• _OBJECTIVE_
Copy each line of the listing below exactly.

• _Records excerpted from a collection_
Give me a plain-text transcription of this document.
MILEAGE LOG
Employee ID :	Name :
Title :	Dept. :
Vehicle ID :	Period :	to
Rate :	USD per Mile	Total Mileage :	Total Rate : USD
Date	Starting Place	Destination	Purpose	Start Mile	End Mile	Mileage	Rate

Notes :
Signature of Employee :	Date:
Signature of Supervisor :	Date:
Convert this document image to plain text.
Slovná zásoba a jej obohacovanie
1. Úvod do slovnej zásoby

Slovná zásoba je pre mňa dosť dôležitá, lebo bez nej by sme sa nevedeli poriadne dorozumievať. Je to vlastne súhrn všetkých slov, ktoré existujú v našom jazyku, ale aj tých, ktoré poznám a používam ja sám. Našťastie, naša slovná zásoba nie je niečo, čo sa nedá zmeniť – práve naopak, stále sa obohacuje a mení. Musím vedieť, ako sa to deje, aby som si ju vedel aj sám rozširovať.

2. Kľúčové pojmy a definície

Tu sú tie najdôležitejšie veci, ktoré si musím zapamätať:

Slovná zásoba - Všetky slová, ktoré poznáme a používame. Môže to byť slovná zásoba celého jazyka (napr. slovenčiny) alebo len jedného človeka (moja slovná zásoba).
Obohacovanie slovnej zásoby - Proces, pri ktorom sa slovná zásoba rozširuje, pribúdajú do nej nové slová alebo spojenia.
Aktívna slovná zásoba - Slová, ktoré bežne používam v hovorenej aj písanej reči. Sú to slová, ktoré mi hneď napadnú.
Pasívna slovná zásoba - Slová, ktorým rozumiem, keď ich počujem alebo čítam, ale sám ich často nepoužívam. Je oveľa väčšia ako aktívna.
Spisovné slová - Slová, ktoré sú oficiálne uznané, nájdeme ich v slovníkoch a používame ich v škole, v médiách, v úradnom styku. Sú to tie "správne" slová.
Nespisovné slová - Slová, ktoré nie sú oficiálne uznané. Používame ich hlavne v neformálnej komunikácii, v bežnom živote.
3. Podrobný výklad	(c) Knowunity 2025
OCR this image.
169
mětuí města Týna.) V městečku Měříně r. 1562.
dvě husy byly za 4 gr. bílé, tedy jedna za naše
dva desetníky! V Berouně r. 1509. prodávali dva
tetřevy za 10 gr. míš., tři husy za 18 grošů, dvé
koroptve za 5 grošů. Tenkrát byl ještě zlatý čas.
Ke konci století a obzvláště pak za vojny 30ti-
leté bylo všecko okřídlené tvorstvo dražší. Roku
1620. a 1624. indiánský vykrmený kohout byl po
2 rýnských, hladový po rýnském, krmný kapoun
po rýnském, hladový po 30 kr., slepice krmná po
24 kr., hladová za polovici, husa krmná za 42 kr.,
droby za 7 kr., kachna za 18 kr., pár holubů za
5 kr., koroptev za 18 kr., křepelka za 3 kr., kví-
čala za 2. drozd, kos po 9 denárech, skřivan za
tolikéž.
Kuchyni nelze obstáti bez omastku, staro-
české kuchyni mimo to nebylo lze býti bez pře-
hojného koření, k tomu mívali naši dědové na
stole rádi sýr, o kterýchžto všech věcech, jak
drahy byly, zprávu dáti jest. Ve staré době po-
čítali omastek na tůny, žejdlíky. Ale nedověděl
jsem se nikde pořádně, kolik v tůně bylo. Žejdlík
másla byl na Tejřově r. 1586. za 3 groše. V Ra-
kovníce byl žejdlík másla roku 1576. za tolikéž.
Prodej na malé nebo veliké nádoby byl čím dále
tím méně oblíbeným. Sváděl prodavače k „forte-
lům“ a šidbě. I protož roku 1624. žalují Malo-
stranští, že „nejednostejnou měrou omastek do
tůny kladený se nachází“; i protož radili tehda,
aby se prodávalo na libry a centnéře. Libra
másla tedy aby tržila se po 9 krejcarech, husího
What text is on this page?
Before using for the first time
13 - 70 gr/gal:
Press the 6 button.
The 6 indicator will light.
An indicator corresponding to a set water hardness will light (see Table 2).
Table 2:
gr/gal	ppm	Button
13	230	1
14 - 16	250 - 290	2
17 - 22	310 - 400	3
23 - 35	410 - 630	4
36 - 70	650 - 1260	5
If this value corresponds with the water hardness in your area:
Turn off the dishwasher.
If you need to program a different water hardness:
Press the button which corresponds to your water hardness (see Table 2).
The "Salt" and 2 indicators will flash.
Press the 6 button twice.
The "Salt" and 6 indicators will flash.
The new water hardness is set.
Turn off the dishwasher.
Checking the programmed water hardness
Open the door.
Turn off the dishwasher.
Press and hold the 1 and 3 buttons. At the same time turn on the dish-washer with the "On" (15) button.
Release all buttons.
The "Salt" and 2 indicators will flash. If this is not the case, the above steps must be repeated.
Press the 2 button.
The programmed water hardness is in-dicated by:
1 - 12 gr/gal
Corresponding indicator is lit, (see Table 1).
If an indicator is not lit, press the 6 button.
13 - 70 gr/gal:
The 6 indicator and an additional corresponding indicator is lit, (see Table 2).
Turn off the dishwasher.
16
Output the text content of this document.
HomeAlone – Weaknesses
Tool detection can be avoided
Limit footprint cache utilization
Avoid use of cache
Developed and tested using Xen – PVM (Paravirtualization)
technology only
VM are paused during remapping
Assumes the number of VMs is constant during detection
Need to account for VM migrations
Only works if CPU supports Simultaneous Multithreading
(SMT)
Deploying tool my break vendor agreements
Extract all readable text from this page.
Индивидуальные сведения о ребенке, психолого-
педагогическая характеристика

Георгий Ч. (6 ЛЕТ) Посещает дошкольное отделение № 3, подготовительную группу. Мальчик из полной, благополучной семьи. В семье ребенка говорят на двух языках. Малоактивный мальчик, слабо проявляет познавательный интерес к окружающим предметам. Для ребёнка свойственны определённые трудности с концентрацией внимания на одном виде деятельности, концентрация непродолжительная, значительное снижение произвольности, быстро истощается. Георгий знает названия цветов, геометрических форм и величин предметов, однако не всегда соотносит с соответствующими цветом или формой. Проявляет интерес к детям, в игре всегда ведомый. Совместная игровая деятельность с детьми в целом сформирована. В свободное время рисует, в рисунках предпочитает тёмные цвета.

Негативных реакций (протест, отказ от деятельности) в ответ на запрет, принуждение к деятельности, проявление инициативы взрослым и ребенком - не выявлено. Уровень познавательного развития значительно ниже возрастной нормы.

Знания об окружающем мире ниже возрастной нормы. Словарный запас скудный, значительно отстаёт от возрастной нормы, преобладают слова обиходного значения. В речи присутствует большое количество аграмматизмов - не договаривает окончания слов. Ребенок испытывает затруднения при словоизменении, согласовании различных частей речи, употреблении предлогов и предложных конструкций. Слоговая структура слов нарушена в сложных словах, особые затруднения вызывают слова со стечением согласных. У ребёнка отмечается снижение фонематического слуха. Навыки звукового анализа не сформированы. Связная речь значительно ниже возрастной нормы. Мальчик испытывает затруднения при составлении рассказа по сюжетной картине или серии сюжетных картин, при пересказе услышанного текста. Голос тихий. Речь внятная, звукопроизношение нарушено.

• _SOLUTION TO THE PROBLEM_
Give me a plain-text transcription of this document.
MILEAGE LOG
Employee ID :	Name :
Title :	Dept. :
Vehicle ID :	Period :	to
Rate :	USD per Mile	Total Mileage :	Total Rate : USD
Date	Starting Place	Destination	Purpose	Start Mile	End Mile	Mileage	Rate

Notes :
Signature of Employee :	Date:
Signature of Supervisor :	Date:
Convert this document image to plain text.
Slovná zásoba a jej obohacovanie
1. Úvod do slovnej zásoby

Slovná zásoba je pre mňa dosť dôležitá, lebo bez nej by sme sa nevedeli poriadne dorozumievať. Je to vlastne súhrn všetkých slov, ktoré existujú v našom jazyku, ale aj tých, ktoré poznám a používam ja sám. Našťastie, naša slovná zásoba nie je niečo, čo sa nedá zmeniť – práve naopak, stále sa obohacuje a mení. Musím vedieť, ako sa to deje, aby som si ju vedel aj sám rozširovať.

2. Kľúčové pojmy a definície

Tu sú tie najdôležitejšie veci, ktoré si musím zapamätať:

Slovná zásoba - Všetky slová, ktoré poznáme a používame. Môže to byť slovná zásoba celého jazyka (napr. slovenčiny) alebo len jedného človeka (moja slovná zásoba).
Obohacovanie slovnej zásoby - Proces, pri ktorom sa slovná zásoba rozširuje, pribúdajú do nej nové slová alebo spojenia.
Aktívna slovná zásoba - Slová, ktoré bežne používam v hovorenej aj písanej reči. Sú to slová, ktoré mi hneď napadnú.
Pasívna slovná zásoba - Slová, ktorým rozumiem, keď ich počujem alebo čítam, ale sám ich často nepoužívam. Je oveľa väčšia ako aktívna.
Spisovné slová - Slová, ktoré sú oficiálne uznané, nájdeme ich v slovníkoch a používame ich v škole, v médiách, v úradnom styku. Sú to tie "správne" slová.
Nespisovné slová - Slová, ktoré nie sú oficiálne uznané. Používame ich hlavne v neformálnej komunikácii, v bežnom živote.
3. Podrobný výklad	(c) Knowunity 2025
OCR this image.
169
mětuí města Týna.) V městečku Měříně r. 1562.
dvě husy byly za 4 gr. bílé, tedy jedna za naše
dva desetníky! V Berouně r. 1509. prodávali dva
tetřevy za 10 gr. míš., tři husy za 18 grošů, dvé
koroptve za 5 grošů. Tenkrát byl ještě zlatý čas.
Ke konci století a obzvláště pak za vojny 30ti-
leté bylo všecko okřídlené tvorstvo dražší. Roku
1620. a 1624. indiánský vykrmený kohout byl po
2 rýnských, hladový po rýnském, krmný kapoun
po rýnském, hladový po 30 kr., slepice krmná po
24 kr., hladová za polovici, husa krmná za 42 kr.,
droby za 7 kr., kachna za 18 kr., pár holubů za
5 kr., koroptev za 18 kr., křepelka za 3 kr., kví-
čala za 2. drozd, kos po 9 denárech, skřivan za
tolikéž.
Kuchyni nelze obstáti bez omastku, staro-
české kuchyni mimo to nebylo lze býti bez pře-
hojného koření, k tomu mívali naši dědové na
stole rádi sýr, o kterýchžto všech věcech, jak
drahy byly, zprávu dáti jest. Ve staré době po-
čítali omastek na tůny, žejdlíky. Ale nedověděl
jsem se nikde pořádně, kolik v tůně bylo. Žejdlík
másla byl na Tejřově r. 1586. za 3 groše. V Ra-
kovníce byl žejdlík másla roku 1576. za tolikéž.
Prodej na malé nebo veliké nádoby byl čím dále
tím méně oblíbeným. Sváděl prodavače k „forte-
lům“ a šidbě. I protož roku 1624. žalují Malo-
stranští, že „nejednostejnou měrou omastek do
tůny kladený se nachází“; i protož radili tehda,
aby se prodávalo na libry a centnéře. Libra
másla tedy aby tržila se po 9 krejcarech, husího
What text is on this page?
Before using for the first time
13 - 70 gr/gal:
Press the 6 button.
The 6 indicator will light.
An indicator corresponding to a set water hardness will light (see Table 2).
Table 2:
gr/gal	ppm	Button
13	230	1
14 - 16	250 - 290	2
17 - 22	310 - 400	3
23 - 35	410 - 630	4
36 - 70	650 - 1260	5
If this value corresponds with the water hardness in your area:
Turn off the dishwasher.
If you need to program a different water hardness:
Press the button which corresponds to your water hardness (see Table 2).
The "Salt" and 2 indicators will flash.
Press the 6 button twice.
The "Salt" and 6 indicators will flash.
The new water hardness is set.
Turn off the dishwasher.
Checking the programmed water hardness
Open the door.
Turn off the dishwasher.
Press and hold the 1 and 3 buttons. At the same time turn on the dish-washer with the "On" (15) button.
Release all buttons.
The "Salt" and 2 indicators will flash. If this is not the case, the above steps must be repeated.
Press the 2 button.
The programmed water hardness is in-dicated by:
1 - 12 gr/gal
Corresponding indicator is lit, (see Table 1).
If an indicator is not lit, press the 6 button.
13 - 70 gr/gal:
The 6 indicator and an additional corresponding indicator is lit, (see Table 2).
Turn off the dishwasher.
16
Output the text content of this document.
HomeAlone – Weaknesses
Tool detection can be avoided
Limit footprint cache utilization
Avoid use of cache
Developed and tested using Xen – PVM (Paravirtualization)
technology only
VM are paused during remapping
Assumes the number of VMs is constant during detection
Need to account for VM migrations
Only works if CPU supports Simultaneous Multithreading
(SMT)
Deploying tool my break vendor agreements
Extract all readable text from this page.
Индивидуальные сведения о ребенке, психолого-
педагогическая характеристика

Георгий Ч. (6 ЛЕТ) Посещает дошкольное отделение № 3, подготовительную группу. Мальчик из полной, благополучной семьи. В семье ребенка говорят на двух языках. Малоактивный мальчик, слабо проявляет познавательный интерес к окружающим предметам. Для ребёнка свойственны определённые трудности с концентрацией внимания на одном виде деятельности, концентрация непродолжительная, значительное снижение произвольности, быстро истощается. Георгий знает названия цветов, геометрических форм и величин предметов, однако не всегда соотносит с соответствующими цветом или формой. Проявляет интерес к детям, в игре всегда ведомый. Совместная игровая деятельность с детьми в целом сформирована. В свободное время рисует, в рисунках предпочитает тёмные цвета.

Негативных реакций (протест, отказ от деятельности) в ответ на запрет, принуждение к деятельности, проявление инициативы взрослым и ребенком - не выявлено. Уровень познавательного развития значительно ниже возрастной нормы.

Знания об окружающем мире ниже возрастной нормы. Словарный запас скудный, значительно отстаёт от возрастной нормы, преобладают слова обиходного значения. В речи присутствует большое количество аграмматизмов - не договаривает окончания слов. Ребенок испытывает затруднения при словоизменении, согласовании различных частей речи, употреблении предлогов и предложных конструкций. Слоговая структура слов нарушена в сложных словах, особые затруднения вызывают слова со стечением согласных. У ребёнка отмечается снижение фонематического слуха. Навыки звукового анализа не сформированы. Связная речь значительно ниже возрастной нормы. Мальчик испытывает затруднения при составлении рассказа по сюжетной картине или серии сюжетных картин, при пересказе услышанного текста. Голос тихий. Речь внятная, звукопроизношение нарушено.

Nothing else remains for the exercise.